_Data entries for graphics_
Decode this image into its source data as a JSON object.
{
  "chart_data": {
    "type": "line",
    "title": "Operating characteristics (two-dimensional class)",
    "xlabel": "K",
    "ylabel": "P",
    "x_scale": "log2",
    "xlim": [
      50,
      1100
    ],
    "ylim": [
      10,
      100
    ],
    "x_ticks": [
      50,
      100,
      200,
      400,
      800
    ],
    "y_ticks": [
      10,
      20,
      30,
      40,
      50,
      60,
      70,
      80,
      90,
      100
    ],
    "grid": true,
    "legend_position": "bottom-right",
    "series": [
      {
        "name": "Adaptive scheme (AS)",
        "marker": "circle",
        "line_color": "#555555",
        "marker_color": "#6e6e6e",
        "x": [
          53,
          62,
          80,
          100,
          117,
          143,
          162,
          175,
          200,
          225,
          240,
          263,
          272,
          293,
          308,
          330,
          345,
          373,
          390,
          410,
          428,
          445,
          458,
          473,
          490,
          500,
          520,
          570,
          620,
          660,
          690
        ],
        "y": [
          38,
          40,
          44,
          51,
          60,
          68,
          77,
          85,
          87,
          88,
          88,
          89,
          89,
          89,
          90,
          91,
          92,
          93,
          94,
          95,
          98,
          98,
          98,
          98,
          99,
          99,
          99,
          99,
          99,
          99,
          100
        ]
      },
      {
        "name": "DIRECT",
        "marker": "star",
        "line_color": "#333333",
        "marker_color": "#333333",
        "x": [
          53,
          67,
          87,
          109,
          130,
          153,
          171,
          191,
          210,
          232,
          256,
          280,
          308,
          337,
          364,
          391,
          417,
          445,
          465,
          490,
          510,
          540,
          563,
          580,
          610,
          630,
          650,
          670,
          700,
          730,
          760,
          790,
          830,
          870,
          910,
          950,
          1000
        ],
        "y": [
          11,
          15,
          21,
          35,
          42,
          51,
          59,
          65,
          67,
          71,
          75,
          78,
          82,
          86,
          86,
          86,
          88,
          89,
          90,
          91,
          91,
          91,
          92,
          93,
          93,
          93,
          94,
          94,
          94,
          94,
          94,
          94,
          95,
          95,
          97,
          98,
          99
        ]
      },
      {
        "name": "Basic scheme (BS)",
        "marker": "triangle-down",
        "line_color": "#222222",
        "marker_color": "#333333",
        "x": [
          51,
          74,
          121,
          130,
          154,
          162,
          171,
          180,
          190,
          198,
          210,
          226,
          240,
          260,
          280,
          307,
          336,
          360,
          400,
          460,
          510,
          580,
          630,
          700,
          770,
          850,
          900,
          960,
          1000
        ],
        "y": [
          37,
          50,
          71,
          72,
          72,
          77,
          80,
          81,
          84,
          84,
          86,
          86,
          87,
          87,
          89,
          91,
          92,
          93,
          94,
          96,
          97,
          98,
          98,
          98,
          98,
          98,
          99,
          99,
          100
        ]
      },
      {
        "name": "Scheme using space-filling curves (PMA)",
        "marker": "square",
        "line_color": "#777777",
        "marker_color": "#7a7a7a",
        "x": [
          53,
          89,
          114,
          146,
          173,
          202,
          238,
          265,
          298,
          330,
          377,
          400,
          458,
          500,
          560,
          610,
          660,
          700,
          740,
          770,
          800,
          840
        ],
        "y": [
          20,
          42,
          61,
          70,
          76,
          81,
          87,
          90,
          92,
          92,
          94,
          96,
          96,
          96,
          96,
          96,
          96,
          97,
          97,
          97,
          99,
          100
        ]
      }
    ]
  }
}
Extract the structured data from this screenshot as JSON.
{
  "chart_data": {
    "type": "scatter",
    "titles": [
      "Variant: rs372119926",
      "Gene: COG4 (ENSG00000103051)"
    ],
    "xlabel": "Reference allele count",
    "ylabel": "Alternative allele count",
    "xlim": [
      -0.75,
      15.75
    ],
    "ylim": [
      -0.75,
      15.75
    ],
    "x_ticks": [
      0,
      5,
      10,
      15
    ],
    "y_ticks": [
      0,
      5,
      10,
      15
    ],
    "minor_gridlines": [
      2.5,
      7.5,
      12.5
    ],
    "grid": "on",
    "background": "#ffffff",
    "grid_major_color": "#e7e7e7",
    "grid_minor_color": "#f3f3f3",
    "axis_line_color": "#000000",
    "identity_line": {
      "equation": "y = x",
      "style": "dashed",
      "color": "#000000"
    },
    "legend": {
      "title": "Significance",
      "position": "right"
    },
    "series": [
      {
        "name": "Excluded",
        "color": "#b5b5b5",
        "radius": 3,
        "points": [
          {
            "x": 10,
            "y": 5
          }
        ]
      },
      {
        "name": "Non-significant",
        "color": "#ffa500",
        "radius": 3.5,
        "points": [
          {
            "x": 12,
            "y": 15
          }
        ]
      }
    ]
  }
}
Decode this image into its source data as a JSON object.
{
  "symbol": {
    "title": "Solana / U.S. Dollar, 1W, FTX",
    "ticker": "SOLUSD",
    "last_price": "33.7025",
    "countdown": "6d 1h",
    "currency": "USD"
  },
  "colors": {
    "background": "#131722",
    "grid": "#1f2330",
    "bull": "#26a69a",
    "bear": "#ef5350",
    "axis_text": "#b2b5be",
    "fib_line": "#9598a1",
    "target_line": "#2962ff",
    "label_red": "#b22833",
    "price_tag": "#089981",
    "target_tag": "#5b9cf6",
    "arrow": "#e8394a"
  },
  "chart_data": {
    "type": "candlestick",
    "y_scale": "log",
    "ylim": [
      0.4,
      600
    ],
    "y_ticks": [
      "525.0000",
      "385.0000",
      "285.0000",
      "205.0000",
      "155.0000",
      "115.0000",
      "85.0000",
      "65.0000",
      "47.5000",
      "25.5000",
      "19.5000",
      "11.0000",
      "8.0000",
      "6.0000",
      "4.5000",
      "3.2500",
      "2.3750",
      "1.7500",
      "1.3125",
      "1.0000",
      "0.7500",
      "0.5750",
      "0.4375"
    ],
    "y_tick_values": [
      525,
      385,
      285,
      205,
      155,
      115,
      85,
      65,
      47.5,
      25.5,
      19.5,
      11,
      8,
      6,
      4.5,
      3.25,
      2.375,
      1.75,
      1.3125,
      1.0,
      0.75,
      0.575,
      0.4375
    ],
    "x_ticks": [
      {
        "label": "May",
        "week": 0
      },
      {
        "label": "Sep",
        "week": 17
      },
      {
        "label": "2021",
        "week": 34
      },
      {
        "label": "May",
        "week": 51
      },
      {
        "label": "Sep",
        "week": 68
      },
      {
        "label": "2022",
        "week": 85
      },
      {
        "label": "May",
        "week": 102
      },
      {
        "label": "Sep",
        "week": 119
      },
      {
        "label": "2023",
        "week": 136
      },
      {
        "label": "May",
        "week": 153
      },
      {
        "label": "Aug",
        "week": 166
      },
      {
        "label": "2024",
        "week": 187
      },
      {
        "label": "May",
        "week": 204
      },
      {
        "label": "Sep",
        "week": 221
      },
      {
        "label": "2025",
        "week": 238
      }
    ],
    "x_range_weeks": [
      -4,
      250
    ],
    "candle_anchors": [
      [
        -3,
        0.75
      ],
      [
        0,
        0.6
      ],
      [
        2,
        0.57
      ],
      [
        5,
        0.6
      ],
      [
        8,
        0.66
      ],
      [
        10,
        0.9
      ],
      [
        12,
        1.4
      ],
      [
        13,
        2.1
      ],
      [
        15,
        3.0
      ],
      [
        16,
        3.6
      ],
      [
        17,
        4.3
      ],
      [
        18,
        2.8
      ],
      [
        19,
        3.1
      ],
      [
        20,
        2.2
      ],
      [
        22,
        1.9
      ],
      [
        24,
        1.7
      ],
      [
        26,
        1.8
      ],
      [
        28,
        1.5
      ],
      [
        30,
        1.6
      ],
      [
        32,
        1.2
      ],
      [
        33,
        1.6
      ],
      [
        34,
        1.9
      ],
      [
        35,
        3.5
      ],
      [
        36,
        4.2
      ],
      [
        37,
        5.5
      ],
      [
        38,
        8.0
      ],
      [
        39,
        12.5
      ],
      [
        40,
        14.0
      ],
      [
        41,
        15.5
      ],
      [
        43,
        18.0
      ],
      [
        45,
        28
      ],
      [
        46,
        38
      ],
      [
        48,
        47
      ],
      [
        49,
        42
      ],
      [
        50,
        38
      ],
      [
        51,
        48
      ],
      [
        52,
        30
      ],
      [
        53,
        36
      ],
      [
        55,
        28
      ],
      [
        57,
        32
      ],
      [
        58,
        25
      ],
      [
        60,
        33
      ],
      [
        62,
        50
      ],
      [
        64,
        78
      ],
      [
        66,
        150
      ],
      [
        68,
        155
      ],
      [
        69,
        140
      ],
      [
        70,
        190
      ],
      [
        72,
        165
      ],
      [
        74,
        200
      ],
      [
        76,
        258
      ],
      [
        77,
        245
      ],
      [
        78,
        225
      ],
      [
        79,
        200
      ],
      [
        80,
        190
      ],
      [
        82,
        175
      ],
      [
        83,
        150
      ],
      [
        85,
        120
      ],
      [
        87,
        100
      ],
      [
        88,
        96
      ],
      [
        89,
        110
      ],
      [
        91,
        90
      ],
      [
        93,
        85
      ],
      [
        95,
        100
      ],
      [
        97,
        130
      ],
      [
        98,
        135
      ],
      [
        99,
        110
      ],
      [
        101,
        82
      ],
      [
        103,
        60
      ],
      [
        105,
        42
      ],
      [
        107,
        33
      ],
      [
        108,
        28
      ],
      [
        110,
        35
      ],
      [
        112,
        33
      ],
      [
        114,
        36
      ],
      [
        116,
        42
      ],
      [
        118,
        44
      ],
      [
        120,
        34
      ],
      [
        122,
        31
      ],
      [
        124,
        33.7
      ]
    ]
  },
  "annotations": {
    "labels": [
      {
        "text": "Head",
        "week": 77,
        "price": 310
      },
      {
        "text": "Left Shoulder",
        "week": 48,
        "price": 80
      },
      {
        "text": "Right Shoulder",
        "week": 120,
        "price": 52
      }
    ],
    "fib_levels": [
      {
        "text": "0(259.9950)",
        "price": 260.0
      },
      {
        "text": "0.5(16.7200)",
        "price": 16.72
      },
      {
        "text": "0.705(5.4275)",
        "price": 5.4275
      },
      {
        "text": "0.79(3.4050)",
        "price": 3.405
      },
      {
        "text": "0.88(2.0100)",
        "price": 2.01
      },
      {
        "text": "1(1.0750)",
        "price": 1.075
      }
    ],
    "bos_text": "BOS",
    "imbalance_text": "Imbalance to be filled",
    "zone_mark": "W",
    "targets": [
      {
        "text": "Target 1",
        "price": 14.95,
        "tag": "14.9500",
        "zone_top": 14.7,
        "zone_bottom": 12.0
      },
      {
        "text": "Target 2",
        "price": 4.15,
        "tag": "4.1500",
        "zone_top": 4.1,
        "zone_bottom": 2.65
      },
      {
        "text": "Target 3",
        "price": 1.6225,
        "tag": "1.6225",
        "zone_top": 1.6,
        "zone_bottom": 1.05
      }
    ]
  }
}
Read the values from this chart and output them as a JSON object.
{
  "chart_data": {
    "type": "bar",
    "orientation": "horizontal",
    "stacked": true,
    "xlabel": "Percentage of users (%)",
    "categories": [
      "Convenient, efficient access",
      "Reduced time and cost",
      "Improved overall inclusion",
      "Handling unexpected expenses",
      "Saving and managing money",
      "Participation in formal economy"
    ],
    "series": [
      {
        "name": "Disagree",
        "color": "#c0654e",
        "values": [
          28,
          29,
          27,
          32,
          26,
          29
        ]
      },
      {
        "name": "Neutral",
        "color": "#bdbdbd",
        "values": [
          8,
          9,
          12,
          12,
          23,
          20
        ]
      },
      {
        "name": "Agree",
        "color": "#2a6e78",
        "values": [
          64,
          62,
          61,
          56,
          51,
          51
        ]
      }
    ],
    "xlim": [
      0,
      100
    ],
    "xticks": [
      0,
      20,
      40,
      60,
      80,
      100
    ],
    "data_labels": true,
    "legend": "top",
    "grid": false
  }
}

_What you will do_
From the line containing "Read the values" down to the last line, reproduce the records exactly. Include both ends.

_Response_
Read the values from this chart and output them as a JSON object.
{
  "chart_data": {
    "type": "bar",
    "orientation": "horizontal",
    "stacked": true,
    "xlabel": "Percentage of users (%)",
    "categories": [
      "Convenient, efficient access",
      "Reduced time and cost",
      "Improved overall inclusion",
      "Handling unexpected expenses",
      "Saving and managing money",
      "Participation in formal economy"
    ],
    "series": [
      {
        "name": "Disagree",
        "color": "#c0654e",
        "values": [
          28,
          29,
          27,
          32,
          26,
          29
        ]
      },
      {
        "name": "Neutral",
        "color": "#bdbdbd",
        "values": [
          8,
          9,
          12,
          12,
          23,
          20
        ]
      },
      {
        "name": "Agree",
        "color": "#2a6e78",
        "values": [
          64,
          62,
          61,
          56,
          51,
          51
        ]
      }
    ],
    "xlim": [
      0,
      100
    ],
    "xticks": [
      0,
      20,
      40,
      60,
      80,
      100
    ],
    "data_labels": true,
    "legend": "top",
    "grid": false
  }
}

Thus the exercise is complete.